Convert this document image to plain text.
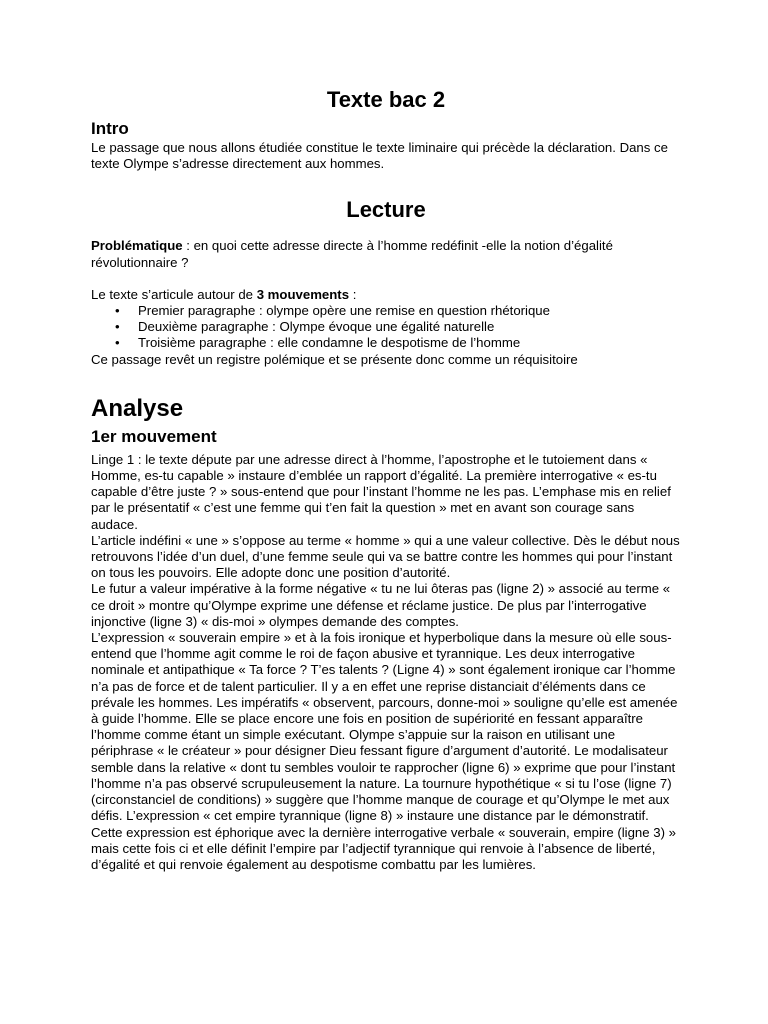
Texte bac 2
Intro

Le passage que nous allons étudiée constitue le texte liminaire qui précède la déclaration. Dans ce texte Olympe s’adresse directement aux hommes.

Lecture

Problématique : en quoi cette adresse directe à l’homme redéfinit -elle la notion d’égalité révolutionnaire ?

Le texte s’articule autour de 3 mouvements :

• Premier paragraphe : olympe opère une remise en question rhétorique
• Deuxième paragraphe : Olympe évoque une égalité naturelle
• Troisième paragraphe : elle condamne le despotisme de l’homme

Ce passage revêt un registre polémique et se présente donc comme un réquisitoire

Analyse
1er mouvement

Linge 1 : le texte députe par une adresse direct à l’homme, l’apostrophe et le tutoiement dans « Homme, es-tu capable » instaure d’emblée un rapport d’égalité. La première interrogative « es-tu capable d’être juste ? » sous-entend que pour l’instant l’homme ne les pas. L’emphase mis en relief par le présentatif « c’est une femme qui t’en fait la question » met en avant son courage sans audace.

L’article indéfini « une » s’oppose au terme « homme » qui a une valeur collective. Dès le début nous retrouvons l’idée d’un duel, d’une femme seule qui va se battre contre les hommes qui pour l’instant on tous les pouvoirs. Elle adopte donc une position d’autorité.

Le futur a valeur impérative à la forme négative « tu ne lui ôteras pas (ligne 2) » associé au terme « ce droit » montre qu’Olympe exprime une défense et réclame justice. De plus par l’interrogative injonctive (ligne 3) « dis-moi » olympes demande des comptes.

L’expression « souverain empire » et à la fois ironique et hyperbolique dans la mesure où elle sous-entend que l’homme agit comme le roi de façon abusive et tyrannique. Les deux interrogative nominale et antipathique « Ta force ? T’es talents ? (Ligne 4) » sont également ironique car l’homme n’a pas de force et de talent particulier. Il y a en effet une reprise distanciait d’éléments dans ce prévale les hommes. Les impératifs « observent, parcours, donne-moi » souligne qu’elle est amenée à guide l’homme. Elle se place encore une fois en position de supériorité en fessant apparaître l’homme comme étant un simple exécutant. Olympe s’appuie sur la raison en utilisant une périphrase « le créateur » pour désigner Dieu fessant figure d’argument d’autorité. Le modalisateur semble dans la relative « dont tu sembles vouloir te rapprocher (ligne 6) » exprime que pour l’instant l’homme n’a pas observé scrupuleusement la nature. La tournure hypothétique « si tu l’ose (ligne 7) (circonstanciel de conditions) » suggère que l’homme manque de courage et qu’Olympe le met aux défis. L’expression « cet empire tyrannique (ligne 8) » instaure une distance par le démonstratif. Cette expression est éphorique avec la dernière interrogative verbale « souverain, empire (ligne 3) » mais cette fois ci et elle définit l’empire par l’adjectif tyrannique qui renvoie à l’absence de liberté, d’égalité et qui renvoie également au despotisme combattu par les lumières.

######

▶ _Directions for this task_
Copy the listing word for word, excluding its pictures.

▶ _Full response_
Convert this document image to plain text.
Texte bac 2
Intro

Le passage que nous allons étudiée constitue le texte liminaire qui précède la déclaration. Dans ce texte Olympe s’adresse directement aux hommes.

Lecture

Problématique : en quoi cette adresse directe à l’homme redéfinit -elle la notion d’égalité révolutionnaire ?

Le texte s’articule autour de 3 mouvements :

• Premier paragraphe : olympe opère une remise en question rhétorique
• Deuxième paragraphe : Olympe évoque une égalité naturelle
• Troisième paragraphe : elle condamne le despotisme de l’homme

Ce passage revêt un registre polémique et se présente donc comme un réquisitoire

Analyse
1er mouvement

Linge 1 : le texte députe par une adresse direct à l’homme, l’apostrophe et le tutoiement dans « Homme, es-tu capable » instaure d’emblée un rapport d’égalité. La première interrogative « es-tu capable d’être juste ? » sous-entend que pour l’instant l’homme ne les pas. L’emphase mis en relief par le présentatif « c’est une femme qui t’en fait la question » met en avant son courage sans audace.

L’article indéfini « une » s’oppose au terme « homme » qui a une valeur collective. Dès le début nous retrouvons l’idée d’un duel, d’une femme seule qui va se battre contre les hommes qui pour l’instant on tous les pouvoirs. Elle adopte donc une position d’autorité.

Le futur a valeur impérative à la forme négative « tu ne lui ôteras pas (ligne 2) » associé au terme « ce droit » montre qu’Olympe exprime une défense et réclame justice. De plus par l’interrogative injonctive (ligne 3) « dis-moi » olympes demande des comptes.

L’expression « souverain empire » et à la fois ironique et hyperbolique dans la mesure où elle sous-entend que l’homme agit comme le roi de façon abusive et tyrannique. Les deux interrogative nominale et antipathique « Ta force ? T’es talents ? (Ligne 4) » sont également ironique car l’homme n’a pas de force et de talent particulier. Il y a en effet une reprise distanciait d’éléments dans ce prévale les hommes. Les impératifs « observent, parcours, donne-moi » souligne qu’elle est amenée à guide l’homme. Elle se place encore une fois en position de supériorité en fessant apparaître l’homme comme étant un simple exécutant. Olympe s’appuie sur la raison en utilisant une périphrase « le créateur » pour désigner Dieu fessant figure d’argument d’autorité. Le modalisateur semble dans la relative « dont tu sembles vouloir te rapprocher (ligne 6) » exprime que pour l’instant l’homme n’a pas observé scrupuleusement la nature. La tournure hypothétique « si tu l’ose (ligne 7) (circonstanciel de conditions) » suggère que l’homme manque de courage et qu’Olympe le met aux défis. L’expression « cet empire tyrannique (ligne 8) » instaure une distance par le démonstratif. Cette expression est éphorique avec la dernière interrogative verbale « souverain, empire (ligne 3) » mais cette fois ci et elle définit l’empire par l’adjectif tyrannique qui renvoie à l’absence de liberté, d’égalité et qui renvoie également au despotisme combattu par les lumières.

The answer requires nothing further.